> **Given problem**
Copy each line of the records that contains the word "cristalina".
#### Records shown
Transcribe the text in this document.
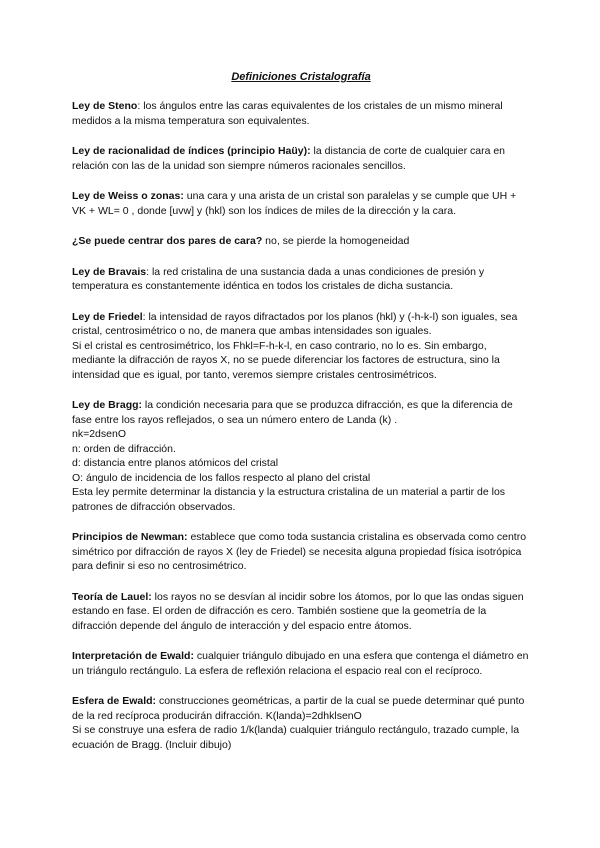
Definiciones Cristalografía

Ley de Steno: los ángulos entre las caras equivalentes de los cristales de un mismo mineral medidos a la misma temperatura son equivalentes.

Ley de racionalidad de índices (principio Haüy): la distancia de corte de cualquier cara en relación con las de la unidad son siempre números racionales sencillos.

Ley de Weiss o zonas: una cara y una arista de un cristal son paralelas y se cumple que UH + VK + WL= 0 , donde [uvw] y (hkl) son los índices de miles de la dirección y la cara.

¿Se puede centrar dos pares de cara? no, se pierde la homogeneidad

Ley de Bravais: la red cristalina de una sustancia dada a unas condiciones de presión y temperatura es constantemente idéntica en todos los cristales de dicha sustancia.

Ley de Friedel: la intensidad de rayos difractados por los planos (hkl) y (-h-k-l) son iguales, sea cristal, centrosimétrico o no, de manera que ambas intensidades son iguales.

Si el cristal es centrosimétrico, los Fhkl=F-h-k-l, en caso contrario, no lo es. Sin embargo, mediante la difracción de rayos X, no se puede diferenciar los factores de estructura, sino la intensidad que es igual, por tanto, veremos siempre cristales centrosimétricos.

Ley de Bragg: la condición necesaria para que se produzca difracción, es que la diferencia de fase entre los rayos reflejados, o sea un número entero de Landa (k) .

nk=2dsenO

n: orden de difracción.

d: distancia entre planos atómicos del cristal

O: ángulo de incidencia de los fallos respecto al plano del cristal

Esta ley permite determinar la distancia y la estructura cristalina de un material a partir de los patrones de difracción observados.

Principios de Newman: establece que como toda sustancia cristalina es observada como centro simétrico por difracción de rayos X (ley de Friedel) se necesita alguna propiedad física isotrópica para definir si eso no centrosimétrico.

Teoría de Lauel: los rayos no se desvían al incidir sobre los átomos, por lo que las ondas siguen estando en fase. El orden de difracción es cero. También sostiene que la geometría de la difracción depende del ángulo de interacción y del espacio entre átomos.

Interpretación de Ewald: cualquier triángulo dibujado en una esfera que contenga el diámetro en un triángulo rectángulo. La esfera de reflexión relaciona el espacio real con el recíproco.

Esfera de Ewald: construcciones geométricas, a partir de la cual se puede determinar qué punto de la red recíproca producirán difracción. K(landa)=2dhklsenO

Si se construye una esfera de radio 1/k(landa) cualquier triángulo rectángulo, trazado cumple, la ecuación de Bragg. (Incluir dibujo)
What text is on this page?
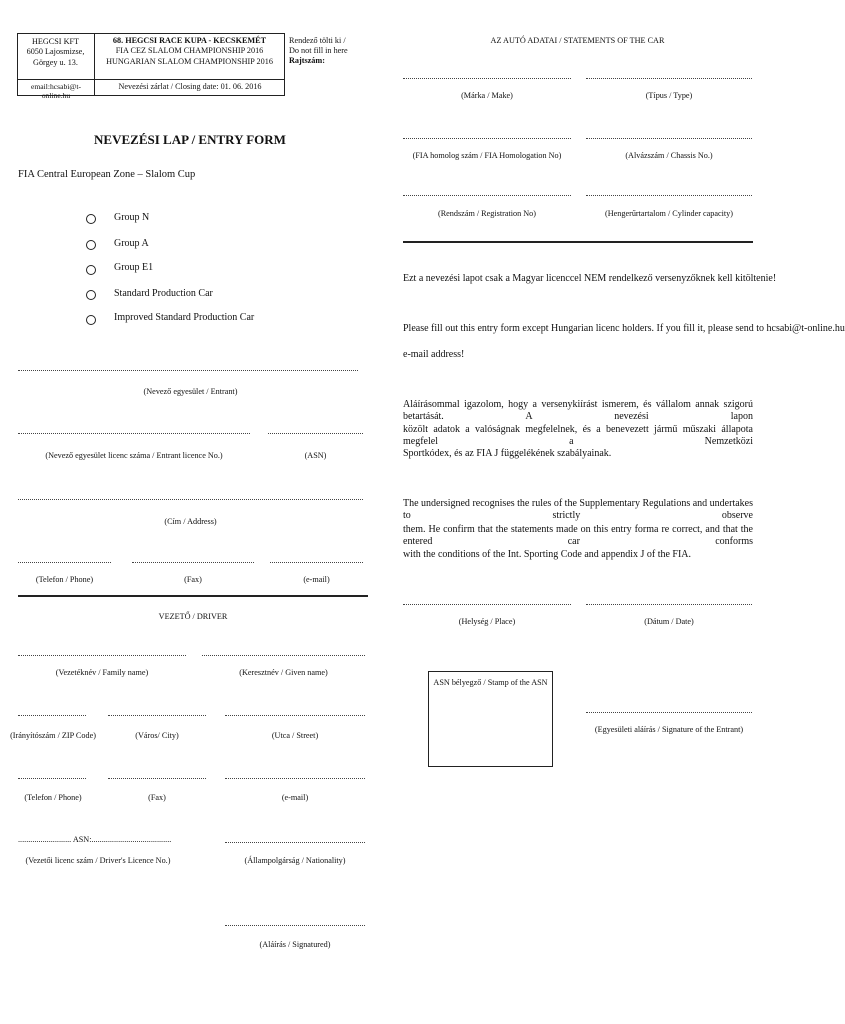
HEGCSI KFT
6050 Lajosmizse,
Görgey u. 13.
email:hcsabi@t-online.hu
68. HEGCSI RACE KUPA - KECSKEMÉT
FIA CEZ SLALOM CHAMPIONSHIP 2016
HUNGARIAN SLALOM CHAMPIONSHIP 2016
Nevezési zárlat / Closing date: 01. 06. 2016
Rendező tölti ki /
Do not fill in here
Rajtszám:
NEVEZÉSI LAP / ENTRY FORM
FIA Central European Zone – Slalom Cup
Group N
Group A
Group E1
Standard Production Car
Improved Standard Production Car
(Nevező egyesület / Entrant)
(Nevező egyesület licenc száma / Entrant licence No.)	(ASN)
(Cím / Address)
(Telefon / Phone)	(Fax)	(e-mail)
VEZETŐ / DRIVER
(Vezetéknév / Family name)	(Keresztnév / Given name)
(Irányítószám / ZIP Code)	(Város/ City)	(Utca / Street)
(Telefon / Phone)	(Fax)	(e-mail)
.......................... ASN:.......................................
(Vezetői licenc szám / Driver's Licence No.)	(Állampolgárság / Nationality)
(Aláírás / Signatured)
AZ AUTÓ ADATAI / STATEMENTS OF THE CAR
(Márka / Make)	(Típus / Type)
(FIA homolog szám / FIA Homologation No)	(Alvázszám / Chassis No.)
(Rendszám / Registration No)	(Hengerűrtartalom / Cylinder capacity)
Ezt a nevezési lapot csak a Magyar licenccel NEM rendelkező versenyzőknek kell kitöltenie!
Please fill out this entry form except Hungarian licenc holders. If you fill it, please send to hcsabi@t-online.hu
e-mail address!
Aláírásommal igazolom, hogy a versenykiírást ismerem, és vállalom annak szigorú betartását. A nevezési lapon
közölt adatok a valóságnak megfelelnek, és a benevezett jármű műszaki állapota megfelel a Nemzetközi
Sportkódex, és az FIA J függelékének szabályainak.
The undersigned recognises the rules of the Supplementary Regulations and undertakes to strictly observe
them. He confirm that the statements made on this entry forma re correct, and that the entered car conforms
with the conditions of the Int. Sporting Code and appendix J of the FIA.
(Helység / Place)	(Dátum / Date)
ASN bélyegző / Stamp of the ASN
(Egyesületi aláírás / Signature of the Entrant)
########
#### Records shown
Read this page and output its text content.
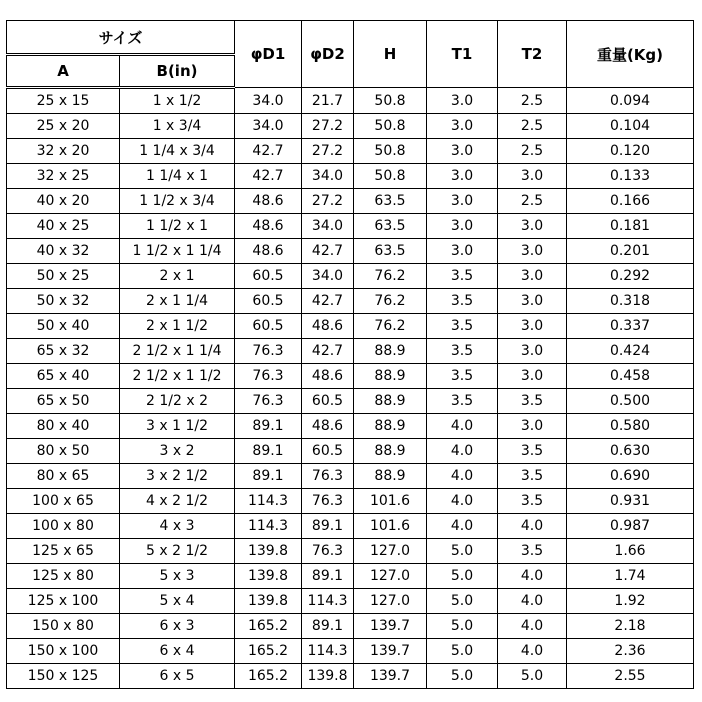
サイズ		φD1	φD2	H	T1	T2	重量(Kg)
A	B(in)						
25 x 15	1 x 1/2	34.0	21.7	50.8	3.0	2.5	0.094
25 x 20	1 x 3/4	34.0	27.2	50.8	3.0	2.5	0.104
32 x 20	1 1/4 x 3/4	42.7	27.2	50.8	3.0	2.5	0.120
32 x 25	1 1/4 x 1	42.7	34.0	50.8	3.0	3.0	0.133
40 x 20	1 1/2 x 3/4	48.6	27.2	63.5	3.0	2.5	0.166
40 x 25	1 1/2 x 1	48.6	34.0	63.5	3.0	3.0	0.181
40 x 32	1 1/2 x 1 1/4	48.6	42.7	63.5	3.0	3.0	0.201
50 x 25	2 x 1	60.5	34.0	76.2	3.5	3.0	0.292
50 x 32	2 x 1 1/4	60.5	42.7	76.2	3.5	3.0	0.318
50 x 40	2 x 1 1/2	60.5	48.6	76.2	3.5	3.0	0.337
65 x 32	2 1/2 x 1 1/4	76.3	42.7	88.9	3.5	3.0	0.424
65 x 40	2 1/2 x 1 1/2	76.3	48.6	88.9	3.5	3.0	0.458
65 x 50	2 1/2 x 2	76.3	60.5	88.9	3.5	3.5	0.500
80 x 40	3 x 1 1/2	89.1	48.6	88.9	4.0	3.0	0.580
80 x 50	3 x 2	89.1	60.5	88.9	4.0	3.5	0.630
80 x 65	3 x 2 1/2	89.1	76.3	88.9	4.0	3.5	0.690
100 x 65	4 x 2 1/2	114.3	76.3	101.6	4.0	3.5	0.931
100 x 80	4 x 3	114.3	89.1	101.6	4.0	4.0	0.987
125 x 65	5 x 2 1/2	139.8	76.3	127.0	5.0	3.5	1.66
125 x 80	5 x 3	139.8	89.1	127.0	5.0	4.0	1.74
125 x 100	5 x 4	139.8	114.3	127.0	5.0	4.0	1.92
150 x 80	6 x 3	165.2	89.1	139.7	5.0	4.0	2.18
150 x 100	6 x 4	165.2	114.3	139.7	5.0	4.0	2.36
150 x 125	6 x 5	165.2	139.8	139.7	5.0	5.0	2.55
########
> **Complete output**
Ley de Bravais: la red cristalina de una sustancia dada a unas condiciones de presión y temperatura es constantemente idéntica en todos los cristales de dicha sustancia.
Esta ley permite determinar la distancia y la estructura cristalina de un material a partir de los patrones de difracción observados.
Principios de Newman: establece que como toda sustancia cristalina es observada como centro simétrico por difracción de rayos X (ley de Friedel) se necesita alguna propiedad física isotrópica para definir si eso no centrosimétrico.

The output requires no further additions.